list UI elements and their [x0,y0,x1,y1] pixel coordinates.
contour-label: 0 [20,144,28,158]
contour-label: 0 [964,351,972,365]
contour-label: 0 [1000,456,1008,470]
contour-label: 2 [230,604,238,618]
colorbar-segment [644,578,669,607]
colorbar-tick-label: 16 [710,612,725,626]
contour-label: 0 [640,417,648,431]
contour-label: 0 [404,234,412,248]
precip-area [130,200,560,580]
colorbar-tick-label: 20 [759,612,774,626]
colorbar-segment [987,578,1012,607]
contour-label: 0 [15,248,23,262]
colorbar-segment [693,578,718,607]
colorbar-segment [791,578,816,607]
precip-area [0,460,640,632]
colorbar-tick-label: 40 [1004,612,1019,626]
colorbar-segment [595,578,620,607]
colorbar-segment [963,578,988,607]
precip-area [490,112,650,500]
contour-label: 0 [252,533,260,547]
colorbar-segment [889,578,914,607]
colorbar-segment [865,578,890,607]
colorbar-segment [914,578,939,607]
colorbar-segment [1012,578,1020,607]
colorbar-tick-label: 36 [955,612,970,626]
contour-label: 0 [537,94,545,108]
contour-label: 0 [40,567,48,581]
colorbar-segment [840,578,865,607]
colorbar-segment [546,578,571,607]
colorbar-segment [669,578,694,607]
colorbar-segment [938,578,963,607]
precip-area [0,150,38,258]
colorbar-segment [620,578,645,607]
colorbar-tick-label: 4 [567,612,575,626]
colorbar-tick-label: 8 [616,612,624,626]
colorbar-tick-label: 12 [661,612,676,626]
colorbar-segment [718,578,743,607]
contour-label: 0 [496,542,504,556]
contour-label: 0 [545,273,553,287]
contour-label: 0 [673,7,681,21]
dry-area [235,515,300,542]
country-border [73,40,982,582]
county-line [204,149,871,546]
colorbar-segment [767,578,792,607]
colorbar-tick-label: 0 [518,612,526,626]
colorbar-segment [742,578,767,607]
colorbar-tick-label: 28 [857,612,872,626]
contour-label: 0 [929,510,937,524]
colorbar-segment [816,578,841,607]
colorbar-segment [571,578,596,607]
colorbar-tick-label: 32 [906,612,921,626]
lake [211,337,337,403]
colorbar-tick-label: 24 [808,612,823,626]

----------------

# Task
Return every row above unchanged, character for character.

# The output
list UI elements and their [x0,y0,x1,y1] pixel coordinates.
contour-label: 0 [20,144,28,158]
contour-label: 0 [964,351,972,365]
contour-label: 0 [1000,456,1008,470]
contour-label: 2 [230,604,238,618]
colorbar-segment [644,578,669,607]
colorbar-tick-label: 16 [710,612,725,626]
contour-label: 0 [640,417,648,431]
contour-label: 0 [404,234,412,248]
precip-area [130,200,560,580]
colorbar-tick-label: 20 [759,612,774,626]
colorbar-segment [987,578,1012,607]
contour-label: 0 [15,248,23,262]
colorbar-segment [693,578,718,607]
colorbar-segment [791,578,816,607]
precip-area [0,460,640,632]
colorbar-tick-label: 40 [1004,612,1019,626]
colorbar-segment [595,578,620,607]
colorbar-segment [963,578,988,607]
precip-area [490,112,650,500]
contour-label: 0 [252,533,260,547]
colorbar-segment [889,578,914,607]
colorbar-segment [865,578,890,607]
colorbar-segment [914,578,939,607]
colorbar-segment [1012,578,1020,607]
colorbar-tick-label: 36 [955,612,970,626]
contour-label: 0 [537,94,545,108]
contour-label: 0 [40,567,48,581]
colorbar-segment [840,578,865,607]
colorbar-segment [546,578,571,607]
colorbar-segment [669,578,694,607]
colorbar-segment [938,578,963,607]
precip-area [0,150,38,258]
colorbar-segment [620,578,645,607]
colorbar-tick-label: 4 [567,612,575,626]
colorbar-tick-label: 8 [616,612,624,626]
colorbar-tick-label: 12 [661,612,676,626]
colorbar-segment [718,578,743,607]
contour-label: 0 [496,542,504,556]
contour-label: 0 [545,273,553,287]
contour-label: 0 [673,7,681,21]
dry-area [235,515,300,542]
country-border [73,40,982,582]
county-line [204,149,871,546]
colorbar-segment [767,578,792,607]
colorbar-tick-label: 0 [518,612,526,626]
colorbar-segment [742,578,767,607]
colorbar-tick-label: 28 [857,612,872,626]
contour-label: 0 [929,510,937,524]
colorbar-segment [816,578,841,607]
colorbar-segment [571,578,596,607]
colorbar-tick-label: 32 [906,612,921,626]
lake [211,337,337,403]
colorbar-tick-label: 24 [808,612,823,626]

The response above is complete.